• [What to work on] Which lines of the listing below contain the string "repeat"? Extract each of them.

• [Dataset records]
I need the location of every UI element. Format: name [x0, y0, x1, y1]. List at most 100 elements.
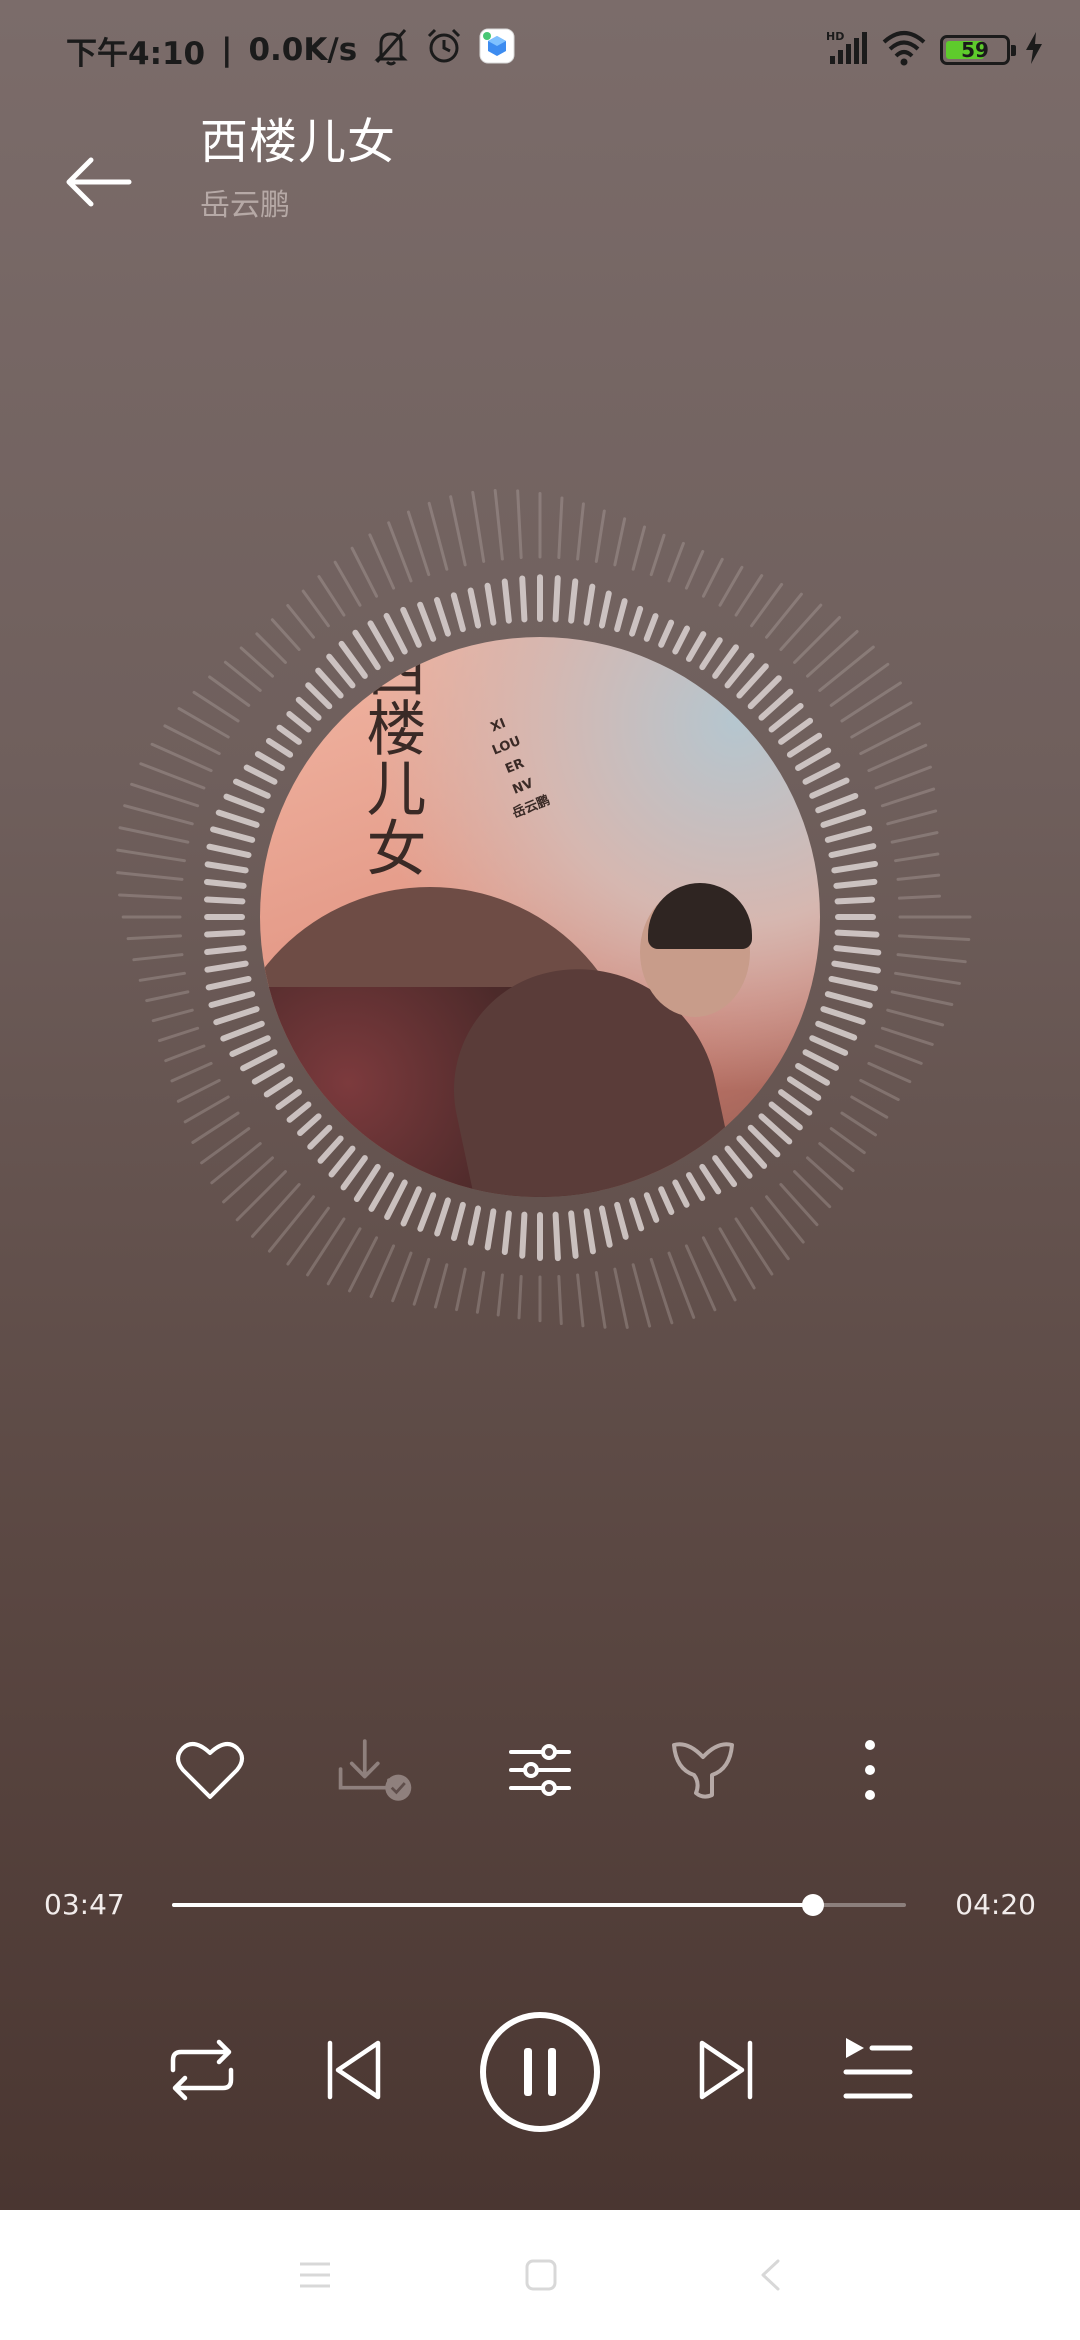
equalizer-button[interactable] [500, 1730, 580, 1810]
progress-thumb[interactable] [801, 1894, 824, 1916]
visualizer-bar [210, 826, 256, 843]
pause-button[interactable] [478, 2010, 602, 2134]
ringtone-button[interactable] [663, 1730, 743, 1810]
visualizer-ray [613, 517, 627, 567]
visualizer-ray [139, 762, 206, 790]
visualizer-ray [793, 1170, 832, 1209]
visualizer-ray [874, 1044, 923, 1065]
visualizer-ray [898, 894, 941, 900]
visualizer-ray [894, 852, 940, 863]
visualizer-ray [123, 804, 194, 826]
visualizer-bar [204, 879, 247, 889]
album-figure-hair [648, 883, 752, 949]
playlist-button[interactable] [836, 2030, 920, 2110]
visualizer-ray [684, 1244, 717, 1312]
visualizer-bar [643, 1192, 660, 1223]
visualizer-ray [874, 765, 932, 790]
next-button[interactable] [684, 2030, 768, 2110]
visualizer-bar [450, 592, 466, 633]
visualizer-ray [255, 632, 287, 664]
visualizer-bar [815, 792, 859, 814]
visualizer-bar [568, 578, 579, 624]
progress-bar[interactable] [172, 1894, 906, 1916]
visualizer-ray [191, 1111, 240, 1144]
visualizer-ray [170, 1061, 213, 1083]
visualizer-ray [896, 873, 941, 881]
visualizer-ray [475, 1271, 486, 1314]
visualizer-bar [286, 711, 312, 733]
visualizer-ray [718, 565, 744, 607]
visualizer-bar [598, 590, 612, 629]
visualizer-ray [333, 560, 362, 607]
visualizer-bar [672, 625, 691, 655]
visualizer-ray [806, 1156, 844, 1191]
visualizer-ray [368, 533, 396, 590]
visualizer-ray [151, 1008, 194, 1023]
back-nav-button[interactable] [758, 2258, 782, 2292]
home-icon [525, 2259, 557, 2291]
visualizer-bar [795, 1063, 831, 1086]
visualizer-ray [317, 575, 346, 617]
playback-controls [0, 2000, 1080, 2140]
visualizer-bar [484, 582, 497, 626]
next-icon [699, 2040, 753, 2100]
visualizer-bar [417, 1192, 437, 1232]
more-icon [865, 1740, 875, 1800]
previous-button[interactable] [312, 2030, 396, 2110]
visualizer-ray [829, 662, 890, 707]
visualizer-bar [203, 896, 246, 905]
visualizer-ray [391, 1251, 413, 1303]
album-cover-subtitle: XI LOU ER NV 岳云鹏 [476, 709, 554, 826]
visualizer-bar [815, 1020, 858, 1041]
visualizer-ray [163, 724, 221, 756]
repeat-icon [170, 2039, 234, 2101]
visualizer-ray [894, 971, 961, 985]
visualizer-bar [276, 724, 302, 745]
visualizer-ray [369, 1244, 396, 1298]
visualizer-bar [802, 762, 841, 785]
visualizer-ray [192, 690, 240, 723]
visualizer-ray [867, 1061, 912, 1084]
visualizer-bar [712, 644, 739, 679]
visualizer-ray [455, 1267, 467, 1312]
visualizer-ray [158, 1026, 200, 1043]
visualizer-ray [594, 1271, 607, 1329]
visualizer-ray [223, 660, 262, 692]
repeat-button[interactable] [160, 2030, 244, 2110]
visualizer-bar [213, 1006, 260, 1026]
more-button[interactable] [830, 1730, 910, 1810]
visualizer-ray [350, 546, 379, 598]
download-button[interactable] [335, 1730, 415, 1810]
visualizer-ray [818, 645, 875, 692]
visualizer-ray [118, 893, 182, 900]
visualizer-ray [270, 618, 301, 651]
visualizer-bar [778, 717, 814, 745]
visualizer-ray [150, 742, 213, 773]
album-art[interactable]: 西楼儿女 XI LOU ER NV 岳云鹏 [260, 637, 820, 1197]
visualizer-bar [758, 1113, 793, 1145]
visualizer-ray [557, 496, 564, 559]
visualizer-ray [886, 809, 938, 826]
visualizer-bar [786, 1076, 822, 1101]
visualizer-ray [126, 934, 182, 941]
visualizer-ray [471, 490, 486, 563]
visualizer-bar [220, 1020, 265, 1042]
visualizer-ray [516, 489, 523, 559]
visualizer-ray [859, 1078, 900, 1102]
visualizer-bar [223, 793, 265, 814]
visualizer-ray [886, 1008, 945, 1027]
visualizer-ray [649, 533, 666, 577]
total-time: 04:20 [955, 1888, 1036, 1921]
visualizer-bar [833, 878, 878, 889]
visualizer-bar [204, 929, 246, 938]
visualizer-bar [305, 682, 333, 710]
visualizer-ray [750, 582, 784, 628]
visualizer-ray [145, 990, 190, 1003]
visualizer-bar [552, 575, 561, 623]
home-button[interactable] [524, 2258, 558, 2292]
chevron-left-icon [761, 2259, 780, 2291]
recent-apps-button[interactable] [298, 2260, 332, 2290]
like-button[interactable] [170, 1730, 250, 1810]
system-nav-bar [0, 2210, 1080, 2340]
visualizer-ray [130, 782, 200, 808]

• [Right answer]
repeat-icon [170, 2039, 234, 2101]
repeat-button[interactable] [160, 2030, 244, 2110]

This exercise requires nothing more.